ABOUT THIS EXERCISE:
Copy the stretch of the passage below on abortion drugs and population control from "Such a technological" through "answer only intimated.", word for word.

PASSAGE PROVIDED:
[Start of section]

Second, abortion-inducing drugs have already been produced. Recent history would suggest that religious protests over such drugs will have no effect on their marketing. Thus, although it may take some time to sort out potential side-effects, it will only be a matter of time before these are available worldwide. The significance of these drugs is that they have the potential to take the matter of abortion out of highly visible hospitals and clinics and make it a decision that can be undertaken entirely in private. Thus, there would be no specific targets to protest against once the sale a drug was approved. In view of the fact that ever fewer doctors are interested in doing abortions, drugs may eventually become the only means of providing them--yet another example of the scarcity of medical resources forcing the adoption of non-surgical procedures (whether one likes the outcome or not).
Third, the technologies considered in this chapter may also be capable of producing cheap and efficient conception control agents for men or women that the state could widely disperse and then require a licence to obtain the antidote. There are several ways in which this could be done. The simplest might be a drug that could cause sterility even in very low doses. Another possibility for the genetic engineer might be a communicable virus like those that cause common colds that would be capable of preventing conception without causing any other symptoms. Since several research teams could build variations on one or both of these themes, it might be expected that at least one of the sponsoring governments involved would release the agent. An antivirus might be as easy to produce, but the opportunity to control it and regulate population would likely be seized upon by most of those involved. After all, it is difficult to imagine some types of government passing up the opportunity to regulate population growth absolutely. Such a development and deployment would imply extensive and intimate control by the state over the lives of citizens, but such things do have a way of coming about, even in Western democracies.
Another way to regulate population growth would be to include a sterilizing agent in longevity drugs, or to package sterility and longevity antidotes together. There would have then to be a strong incentive in order to have children, for they would cost parents potential life span. Abortions would cease almost entirely if an enforceable conception licensing scheme were devised. While this might remove some of the population pressures caused by longevity, it would simultaneously change the whole structure of society by cutting off renewal, all but eliminating the family, and promoting a long-term status quo. Could such a scheme be enforced if it were to become technically feasible? It seems likely that an antidote to the agent would quickly become available on the black market--perhaps even supplied by foreign governments bent on destabilizing a country by increasing its population. Moreover, given the record of the West on control of now illicit drugs, it seems hard to imagine the pharmaceuticals suggested here could be so tightly controlled as this. The net result on population could be neutral with the single exception of eliminating unwanted births and therefore removing most of the desire for abortion.
Such a technological "fix" seems to be unsatisfying, but the alternatives are unclear. Neither unlimited population growth nor unlimited abortions are politically, economically, or ethically desirable. The population question must therefore be left unresolved with a technical answer only intimated.

[End of section]

DATASET EXTRACT:
[Start of section]

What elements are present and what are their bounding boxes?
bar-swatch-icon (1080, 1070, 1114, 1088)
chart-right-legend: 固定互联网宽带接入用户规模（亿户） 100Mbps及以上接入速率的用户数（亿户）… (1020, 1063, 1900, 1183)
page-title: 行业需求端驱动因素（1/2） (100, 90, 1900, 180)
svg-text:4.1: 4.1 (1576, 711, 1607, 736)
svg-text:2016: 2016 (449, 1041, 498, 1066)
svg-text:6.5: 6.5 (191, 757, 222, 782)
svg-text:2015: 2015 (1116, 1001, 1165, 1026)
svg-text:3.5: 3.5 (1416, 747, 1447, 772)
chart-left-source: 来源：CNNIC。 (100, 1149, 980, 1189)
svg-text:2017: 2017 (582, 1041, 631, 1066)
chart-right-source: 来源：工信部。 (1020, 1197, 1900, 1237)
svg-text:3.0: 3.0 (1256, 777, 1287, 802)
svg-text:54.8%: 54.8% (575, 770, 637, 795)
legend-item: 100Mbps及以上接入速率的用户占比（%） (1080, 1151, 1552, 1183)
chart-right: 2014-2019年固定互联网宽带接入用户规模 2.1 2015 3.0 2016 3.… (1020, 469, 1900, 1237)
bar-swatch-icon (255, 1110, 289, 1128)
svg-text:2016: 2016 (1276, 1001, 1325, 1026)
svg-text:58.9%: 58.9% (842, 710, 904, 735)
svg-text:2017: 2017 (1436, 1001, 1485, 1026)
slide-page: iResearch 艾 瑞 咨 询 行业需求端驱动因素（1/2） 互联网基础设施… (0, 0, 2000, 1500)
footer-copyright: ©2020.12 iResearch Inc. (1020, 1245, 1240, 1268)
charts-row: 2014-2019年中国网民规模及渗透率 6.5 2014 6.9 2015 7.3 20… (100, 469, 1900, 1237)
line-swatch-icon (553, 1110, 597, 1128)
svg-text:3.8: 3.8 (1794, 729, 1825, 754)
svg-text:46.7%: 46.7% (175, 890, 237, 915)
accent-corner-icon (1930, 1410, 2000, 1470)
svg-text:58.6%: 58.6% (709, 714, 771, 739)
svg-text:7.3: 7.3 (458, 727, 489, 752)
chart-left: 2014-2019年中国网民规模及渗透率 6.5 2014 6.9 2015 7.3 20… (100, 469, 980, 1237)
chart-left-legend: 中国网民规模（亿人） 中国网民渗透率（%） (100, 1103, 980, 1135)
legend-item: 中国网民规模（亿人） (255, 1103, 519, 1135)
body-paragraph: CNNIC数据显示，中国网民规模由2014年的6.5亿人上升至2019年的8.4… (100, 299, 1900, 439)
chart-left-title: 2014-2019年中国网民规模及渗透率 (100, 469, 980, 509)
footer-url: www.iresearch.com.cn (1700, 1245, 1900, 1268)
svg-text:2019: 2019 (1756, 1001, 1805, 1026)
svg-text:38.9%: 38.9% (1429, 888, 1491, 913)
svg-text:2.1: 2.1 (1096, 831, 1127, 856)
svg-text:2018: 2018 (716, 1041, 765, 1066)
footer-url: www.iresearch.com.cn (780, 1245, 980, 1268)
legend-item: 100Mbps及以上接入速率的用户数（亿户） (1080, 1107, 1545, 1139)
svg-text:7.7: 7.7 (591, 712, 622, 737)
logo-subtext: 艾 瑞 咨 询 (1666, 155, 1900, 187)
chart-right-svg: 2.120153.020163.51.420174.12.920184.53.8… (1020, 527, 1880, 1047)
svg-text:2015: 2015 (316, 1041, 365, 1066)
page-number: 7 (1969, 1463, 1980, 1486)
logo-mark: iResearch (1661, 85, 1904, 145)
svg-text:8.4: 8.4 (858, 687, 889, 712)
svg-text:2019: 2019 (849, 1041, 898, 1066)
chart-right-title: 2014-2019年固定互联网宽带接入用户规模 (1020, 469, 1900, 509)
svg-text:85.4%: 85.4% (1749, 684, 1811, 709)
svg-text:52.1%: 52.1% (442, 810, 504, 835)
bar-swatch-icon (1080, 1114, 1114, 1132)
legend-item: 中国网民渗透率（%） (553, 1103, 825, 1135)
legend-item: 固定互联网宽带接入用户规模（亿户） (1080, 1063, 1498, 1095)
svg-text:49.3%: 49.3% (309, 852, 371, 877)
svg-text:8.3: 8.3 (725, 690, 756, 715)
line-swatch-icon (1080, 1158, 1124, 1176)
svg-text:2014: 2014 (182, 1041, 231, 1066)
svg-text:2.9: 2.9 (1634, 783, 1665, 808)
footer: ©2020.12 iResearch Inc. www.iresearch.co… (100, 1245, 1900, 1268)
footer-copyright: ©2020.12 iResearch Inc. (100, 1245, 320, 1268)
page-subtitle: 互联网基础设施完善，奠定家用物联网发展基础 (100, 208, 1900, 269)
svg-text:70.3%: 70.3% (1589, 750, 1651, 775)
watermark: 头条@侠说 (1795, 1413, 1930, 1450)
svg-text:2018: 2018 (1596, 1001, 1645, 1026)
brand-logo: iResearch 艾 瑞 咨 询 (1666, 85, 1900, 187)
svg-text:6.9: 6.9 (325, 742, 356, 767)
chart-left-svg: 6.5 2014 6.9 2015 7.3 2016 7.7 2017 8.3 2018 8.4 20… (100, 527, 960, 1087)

[End of section]

RESPONSE TO THIS EXERCISE:
Such a technological "fix" seems to be unsatisfying, but the alternatives are unclear. Neither unlimited population growth nor unlimited abortions are politically, economically, or ethically desirable. The population question must therefore be left unresolved with a technical answer only intimated.